What is needed:
Reproduce every one of the items below word for word, line by line.

+++ Data entries +++

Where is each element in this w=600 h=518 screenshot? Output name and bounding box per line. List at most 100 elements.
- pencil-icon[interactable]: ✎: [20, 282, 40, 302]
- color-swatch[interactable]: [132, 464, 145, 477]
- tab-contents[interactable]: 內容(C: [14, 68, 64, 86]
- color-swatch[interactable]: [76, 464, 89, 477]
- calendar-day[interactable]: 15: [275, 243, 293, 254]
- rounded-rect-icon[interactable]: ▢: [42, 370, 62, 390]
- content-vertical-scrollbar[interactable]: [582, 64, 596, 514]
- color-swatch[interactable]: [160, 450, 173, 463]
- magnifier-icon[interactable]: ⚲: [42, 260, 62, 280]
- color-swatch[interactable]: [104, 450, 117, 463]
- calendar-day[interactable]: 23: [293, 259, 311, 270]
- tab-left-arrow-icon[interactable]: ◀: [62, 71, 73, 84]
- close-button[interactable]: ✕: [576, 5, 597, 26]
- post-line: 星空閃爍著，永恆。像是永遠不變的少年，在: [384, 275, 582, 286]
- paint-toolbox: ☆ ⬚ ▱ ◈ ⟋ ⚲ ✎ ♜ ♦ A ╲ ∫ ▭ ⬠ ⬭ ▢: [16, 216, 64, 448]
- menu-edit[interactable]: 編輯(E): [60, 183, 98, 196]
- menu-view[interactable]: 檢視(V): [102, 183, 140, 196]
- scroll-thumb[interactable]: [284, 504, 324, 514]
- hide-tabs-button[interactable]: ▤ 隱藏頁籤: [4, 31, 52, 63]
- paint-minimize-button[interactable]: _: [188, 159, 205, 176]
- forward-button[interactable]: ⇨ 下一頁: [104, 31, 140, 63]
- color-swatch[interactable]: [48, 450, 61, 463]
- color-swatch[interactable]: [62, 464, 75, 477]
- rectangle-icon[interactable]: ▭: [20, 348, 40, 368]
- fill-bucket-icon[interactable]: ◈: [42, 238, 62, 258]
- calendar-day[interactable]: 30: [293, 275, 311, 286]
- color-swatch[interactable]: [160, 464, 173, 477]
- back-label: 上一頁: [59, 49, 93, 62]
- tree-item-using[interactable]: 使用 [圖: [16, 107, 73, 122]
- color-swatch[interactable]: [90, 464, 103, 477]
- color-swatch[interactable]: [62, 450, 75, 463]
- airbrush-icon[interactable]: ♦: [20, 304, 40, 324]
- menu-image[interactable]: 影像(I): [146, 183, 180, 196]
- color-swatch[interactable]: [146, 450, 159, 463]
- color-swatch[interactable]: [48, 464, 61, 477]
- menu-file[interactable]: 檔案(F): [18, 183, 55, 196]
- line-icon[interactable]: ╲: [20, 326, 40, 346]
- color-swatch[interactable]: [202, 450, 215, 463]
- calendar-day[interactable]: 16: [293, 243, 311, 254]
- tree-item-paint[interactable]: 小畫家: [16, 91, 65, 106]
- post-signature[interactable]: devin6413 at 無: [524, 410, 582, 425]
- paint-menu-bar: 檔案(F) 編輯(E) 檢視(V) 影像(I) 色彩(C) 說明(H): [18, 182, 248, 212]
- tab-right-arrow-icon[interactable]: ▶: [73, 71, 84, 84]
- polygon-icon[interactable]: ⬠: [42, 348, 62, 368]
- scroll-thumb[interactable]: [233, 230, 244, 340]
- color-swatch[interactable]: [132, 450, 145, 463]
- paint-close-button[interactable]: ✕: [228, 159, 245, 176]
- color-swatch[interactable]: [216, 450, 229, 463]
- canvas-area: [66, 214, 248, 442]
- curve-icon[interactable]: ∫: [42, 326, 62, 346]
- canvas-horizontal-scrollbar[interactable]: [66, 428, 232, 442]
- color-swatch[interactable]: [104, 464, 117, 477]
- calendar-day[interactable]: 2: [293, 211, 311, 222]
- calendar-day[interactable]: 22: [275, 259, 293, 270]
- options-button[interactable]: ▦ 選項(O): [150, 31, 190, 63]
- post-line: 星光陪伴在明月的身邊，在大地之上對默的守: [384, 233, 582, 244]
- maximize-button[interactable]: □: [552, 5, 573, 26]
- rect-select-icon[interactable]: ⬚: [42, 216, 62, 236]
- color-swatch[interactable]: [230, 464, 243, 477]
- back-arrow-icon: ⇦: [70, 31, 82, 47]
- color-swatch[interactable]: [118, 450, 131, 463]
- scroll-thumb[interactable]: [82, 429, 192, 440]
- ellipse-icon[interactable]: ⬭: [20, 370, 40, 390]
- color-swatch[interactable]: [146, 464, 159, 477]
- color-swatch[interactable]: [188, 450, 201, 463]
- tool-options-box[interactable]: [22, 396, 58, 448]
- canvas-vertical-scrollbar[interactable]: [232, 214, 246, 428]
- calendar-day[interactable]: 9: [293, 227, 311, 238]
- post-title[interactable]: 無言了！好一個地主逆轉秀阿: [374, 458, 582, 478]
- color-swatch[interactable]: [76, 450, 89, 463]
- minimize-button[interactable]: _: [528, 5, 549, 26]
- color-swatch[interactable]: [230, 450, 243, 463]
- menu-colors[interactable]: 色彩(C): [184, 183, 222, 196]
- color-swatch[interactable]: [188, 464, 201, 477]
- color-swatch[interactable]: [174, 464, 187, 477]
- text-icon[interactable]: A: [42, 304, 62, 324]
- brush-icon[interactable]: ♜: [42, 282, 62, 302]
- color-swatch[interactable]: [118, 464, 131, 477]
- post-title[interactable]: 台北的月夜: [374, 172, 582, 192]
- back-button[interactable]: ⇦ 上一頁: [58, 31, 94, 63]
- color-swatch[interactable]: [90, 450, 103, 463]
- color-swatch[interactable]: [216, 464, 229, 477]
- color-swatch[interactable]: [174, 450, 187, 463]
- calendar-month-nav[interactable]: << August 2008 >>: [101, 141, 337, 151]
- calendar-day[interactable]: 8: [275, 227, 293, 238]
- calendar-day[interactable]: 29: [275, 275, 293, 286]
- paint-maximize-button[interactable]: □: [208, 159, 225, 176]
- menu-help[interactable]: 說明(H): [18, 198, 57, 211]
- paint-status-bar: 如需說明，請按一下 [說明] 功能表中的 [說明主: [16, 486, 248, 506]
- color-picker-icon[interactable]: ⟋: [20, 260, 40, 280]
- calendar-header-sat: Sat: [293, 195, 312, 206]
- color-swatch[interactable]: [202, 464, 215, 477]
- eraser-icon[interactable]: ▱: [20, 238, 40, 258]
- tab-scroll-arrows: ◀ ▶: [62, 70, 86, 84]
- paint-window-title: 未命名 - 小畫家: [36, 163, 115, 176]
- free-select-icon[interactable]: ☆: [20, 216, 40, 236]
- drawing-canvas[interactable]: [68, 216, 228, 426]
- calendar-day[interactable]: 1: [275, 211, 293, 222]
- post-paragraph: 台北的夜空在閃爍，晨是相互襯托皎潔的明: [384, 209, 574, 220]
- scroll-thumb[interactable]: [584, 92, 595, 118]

+++

Output for this exercise:
Where is each element in this w=600 h=518 screenshot? Output name and bounding box per line. List at most 100 elements.
- pencil-icon[interactable]: ✎: [20, 282, 40, 302]
- color-swatch[interactable]: [132, 464, 145, 477]
- tab-contents[interactable]: 內容(C: [14, 68, 64, 86]
- color-swatch[interactable]: [76, 464, 89, 477]
- calendar-day[interactable]: 15: [275, 243, 293, 254]
- rounded-rect-icon[interactable]: ▢: [42, 370, 62, 390]
- content-vertical-scrollbar[interactable]: [582, 64, 596, 514]
- color-swatch[interactable]: [160, 450, 173, 463]
- magnifier-icon[interactable]: ⚲: [42, 260, 62, 280]
- color-swatch[interactable]: [104, 450, 117, 463]
- calendar-day[interactable]: 23: [293, 259, 311, 270]
- tab-left-arrow-icon[interactable]: ◀: [62, 71, 73, 84]
- close-button[interactable]: ✕: [576, 5, 597, 26]
- post-line: 星空閃爍著，永恆。像是永遠不變的少年，在: [384, 275, 582, 286]
- paint-toolbox: ☆ ⬚ ▱ ◈ ⟋ ⚲ ✎ ♜ ♦ A ╲ ∫ ▭ ⬠ ⬭ ▢: [16, 216, 64, 448]
- menu-edit[interactable]: 編輯(E): [60, 183, 98, 196]
- menu-view[interactable]: 檢視(V): [102, 183, 140, 196]
- scroll-thumb[interactable]: [284, 504, 324, 514]
- hide-tabs-button[interactable]: ▤ 隱藏頁籤: [4, 31, 52, 63]
- paint-minimize-button[interactable]: _: [188, 159, 205, 176]
- forward-button[interactable]: ⇨ 下一頁: [104, 31, 140, 63]
- color-swatch[interactable]: [48, 450, 61, 463]
- color-swatch[interactable]: [62, 464, 75, 477]
- rectangle-icon[interactable]: ▭: [20, 348, 40, 368]
- fill-bucket-icon[interactable]: ◈: [42, 238, 62, 258]
- calendar-day[interactable]: 30: [293, 275, 311, 286]
- color-swatch[interactable]: [160, 464, 173, 477]
- back-label: 上一頁: [59, 49, 93, 62]
- tree-item-using[interactable]: 使用 [圖: [16, 107, 73, 122]
- color-swatch[interactable]: [90, 464, 103, 477]
- color-swatch[interactable]: [62, 450, 75, 463]
- airbrush-icon[interactable]: ♦: [20, 304, 40, 324]
- menu-image[interactable]: 影像(I): [146, 183, 180, 196]
- color-swatch[interactable]: [146, 450, 159, 463]
- color-swatch[interactable]: [48, 464, 61, 477]
- menu-file[interactable]: 檔案(F): [18, 183, 55, 196]
- line-icon[interactable]: ╲: [20, 326, 40, 346]
- color-swatch[interactable]: [202, 450, 215, 463]
- calendar-day[interactable]: 16: [293, 243, 311, 254]
- tree-item-paint[interactable]: 小畫家: [16, 91, 65, 106]
- post-signature[interactable]: devin6413 at 無: [524, 410, 582, 425]
- paint-menu-bar: 檔案(F) 編輯(E) 檢視(V) 影像(I) 色彩(C) 說明(H): [18, 182, 248, 212]
- tab-right-arrow-icon[interactable]: ▶: [73, 71, 84, 84]
- polygon-icon[interactable]: ⬠: [42, 348, 62, 368]
- scroll-thumb[interactable]: [233, 230, 244, 340]
- color-swatch[interactable]: [132, 450, 145, 463]
- paint-close-button[interactable]: ✕: [228, 159, 245, 176]
- color-swatch[interactable]: [216, 450, 229, 463]
- canvas-area: [66, 214, 248, 442]
- curve-icon[interactable]: ∫: [42, 326, 62, 346]
- canvas-horizontal-scrollbar[interactable]: [66, 428, 232, 442]
- color-swatch[interactable]: [104, 464, 117, 477]
- calendar-day[interactable]: 2: [293, 211, 311, 222]
- calendar-day[interactable]: 22: [275, 259, 293, 270]
- options-button[interactable]: ▦ 選項(O): [150, 31, 190, 63]
- post-line: 星光陪伴在明月的身邊，在大地之上對默的守: [384, 233, 582, 244]
- maximize-button[interactable]: □: [552, 5, 573, 26]
- rect-select-icon[interactable]: ⬚: [42, 216, 62, 236]
- color-swatch[interactable]: [230, 464, 243, 477]
- back-arrow-icon: ⇦: [70, 31, 82, 47]
- color-swatch[interactable]: [118, 450, 131, 463]
- scroll-thumb[interactable]: [82, 429, 192, 440]
- ellipse-icon[interactable]: ⬭: [20, 370, 40, 390]
- color-swatch[interactable]: [146, 464, 159, 477]
- color-swatch[interactable]: [188, 450, 201, 463]
- tool-options-box[interactable]: [22, 396, 58, 448]
- canvas-vertical-scrollbar[interactable]: [232, 214, 246, 428]
- calendar-day[interactable]: 9: [293, 227, 311, 238]
- post-title[interactable]: 無言了！好一個地主逆轉秀阿: [374, 458, 582, 478]
- color-swatch[interactable]: [76, 450, 89, 463]
- minimize-button[interactable]: _: [528, 5, 549, 26]
- color-swatch[interactable]: [230, 450, 243, 463]
- menu-colors[interactable]: 色彩(C): [184, 183, 222, 196]
- color-swatch[interactable]: [188, 464, 201, 477]
- color-swatch[interactable]: [174, 464, 187, 477]
- text-icon[interactable]: A: [42, 304, 62, 324]
- brush-icon[interactable]: ♜: [42, 282, 62, 302]
- color-swatch[interactable]: [118, 464, 131, 477]
- post-title[interactable]: 台北的月夜: [374, 172, 582, 192]
- back-button[interactable]: ⇦ 上一頁: [58, 31, 94, 63]
- color-swatch[interactable]: [90, 450, 103, 463]
- color-swatch[interactable]: [216, 464, 229, 477]
- color-swatch[interactable]: [174, 450, 187, 463]
- calendar-month-nav[interactable]: << August 2008 >>: [101, 141, 337, 151]
- calendar-day[interactable]: 8: [275, 227, 293, 238]
- calendar-day[interactable]: 29: [275, 275, 293, 286]
- paint-maximize-button[interactable]: □: [208, 159, 225, 176]
- menu-help[interactable]: 說明(H): [18, 198, 57, 211]
- paint-status-bar: 如需說明，請按一下 [說明] 功能表中的 [說明主: [16, 486, 248, 506]
- color-picker-icon[interactable]: ⟋: [20, 260, 40, 280]
- calendar-header-sat: Sat: [293, 195, 312, 206]
- color-swatch[interactable]: [202, 464, 215, 477]
- eraser-icon[interactable]: ▱: [20, 238, 40, 258]
- tab-scroll-arrows: ◀ ▶: [62, 70, 86, 84]
- paint-window-title: 未命名 - 小畫家: [36, 163, 115, 176]
- free-select-icon[interactable]: ☆: [20, 216, 40, 236]
- drawing-canvas[interactable]: [68, 216, 228, 426]
- calendar-day[interactable]: 1: [275, 211, 293, 222]
- post-paragraph: 台北的夜空在閃爍，晨是相互襯托皎潔的明: [384, 209, 574, 220]
- scroll-thumb[interactable]: [584, 92, 595, 118]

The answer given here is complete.